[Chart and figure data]

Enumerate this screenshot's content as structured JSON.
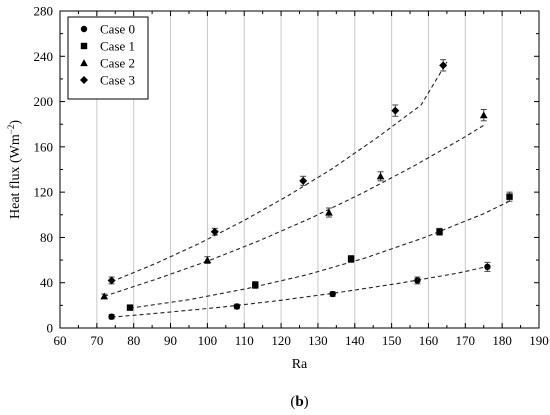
{
  "chart_data": {
    "type": "scatter",
    "title": "",
    "caption_parts": [
      "(",
      "b",
      ")"
    ],
    "xlabel": "Ra",
    "ylabel_parts": [
      "Heat flux (Wm",
      "−2",
      ")"
    ],
    "xlim": [
      60,
      190
    ],
    "ylim": [
      0,
      280
    ],
    "xticks": [
      60,
      70,
      80,
      90,
      100,
      110,
      120,
      130,
      140,
      150,
      160,
      170,
      180,
      190
    ],
    "yticks": [
      0,
      40,
      80,
      120,
      160,
      200,
      240,
      280
    ],
    "grid": {
      "vertical": true,
      "horizontal": false
    },
    "legend_position": "top-left",
    "fit_lines": "dashed",
    "series": [
      {
        "name": "Case 0",
        "marker": "circle",
        "points": [
          {
            "x": 74,
            "y": 10,
            "err": 2
          },
          {
            "x": 108,
            "y": 19,
            "err": 2
          },
          {
            "x": 134,
            "y": 30,
            "err": 2
          },
          {
            "x": 157,
            "y": 42,
            "err": 3
          },
          {
            "x": 176,
            "y": 54,
            "err": 4
          }
        ],
        "fit": {
          "x": [
            74,
            88,
            104,
            120,
            136,
            152,
            168,
            177
          ],
          "y": [
            9.5,
            13.5,
            18.5,
            24.5,
            31.5,
            39.5,
            48.5,
            55
          ]
        }
      },
      {
        "name": "Case 1",
        "marker": "square",
        "points": [
          {
            "x": 79,
            "y": 18,
            "err": 2
          },
          {
            "x": 113,
            "y": 38,
            "err": 3
          },
          {
            "x": 139,
            "y": 61,
            "err": 3
          },
          {
            "x": 163,
            "y": 85,
            "err": 3
          },
          {
            "x": 182,
            "y": 116,
            "err": 4
          }
        ],
        "fit": {
          "x": [
            79,
            95,
            111,
            127,
            143,
            159,
            175,
            182
          ],
          "y": [
            17.5,
            25,
            35,
            47,
            62,
            80,
            101,
            112
          ]
        }
      },
      {
        "name": "Case 2",
        "marker": "triangle",
        "points": [
          {
            "x": 72,
            "y": 28,
            "err": 2
          },
          {
            "x": 100,
            "y": 60,
            "err": 3
          },
          {
            "x": 133,
            "y": 102,
            "err": 4
          },
          {
            "x": 147,
            "y": 134,
            "err": 4
          },
          {
            "x": 175,
            "y": 188,
            "err": 5
          }
        ],
        "fit": {
          "x": [
            72,
            86,
            100,
            114,
            128,
            142,
            156,
            170,
            175
          ],
          "y": [
            28,
            43,
            59,
            77,
            97,
            119,
            143,
            169,
            179
          ]
        }
      },
      {
        "name": "Case 3",
        "marker": "diamond",
        "points": [
          {
            "x": 74,
            "y": 42,
            "err": 3
          },
          {
            "x": 102,
            "y": 85,
            "err": 3
          },
          {
            "x": 126,
            "y": 130,
            "err": 4
          },
          {
            "x": 151,
            "y": 192,
            "err": 5
          },
          {
            "x": 164,
            "y": 232,
            "err": 5
          }
        ],
        "fit": {
          "x": [
            74,
            86,
            98,
            110,
            122,
            134,
            146,
            158,
            165
          ],
          "y": [
            41,
            57,
            75,
            95,
            117,
            141,
            168,
            197,
            235
          ]
        }
      }
    ]
  }
}
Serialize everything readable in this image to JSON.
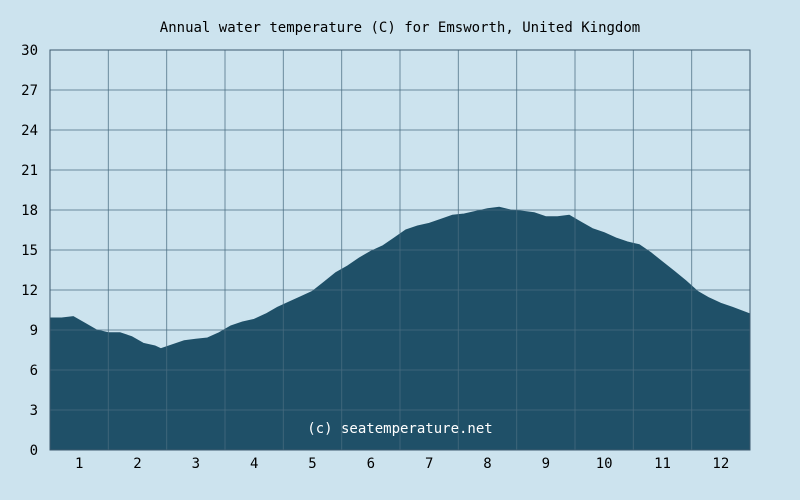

**EXERCISE BRIEF**
Search the data for the string "JSON". List each line that has it.

**EXERCISE RESPONSE**
Enumerate this screenshot's content as structured JSON.
Serialize everything readable in this image to JSON.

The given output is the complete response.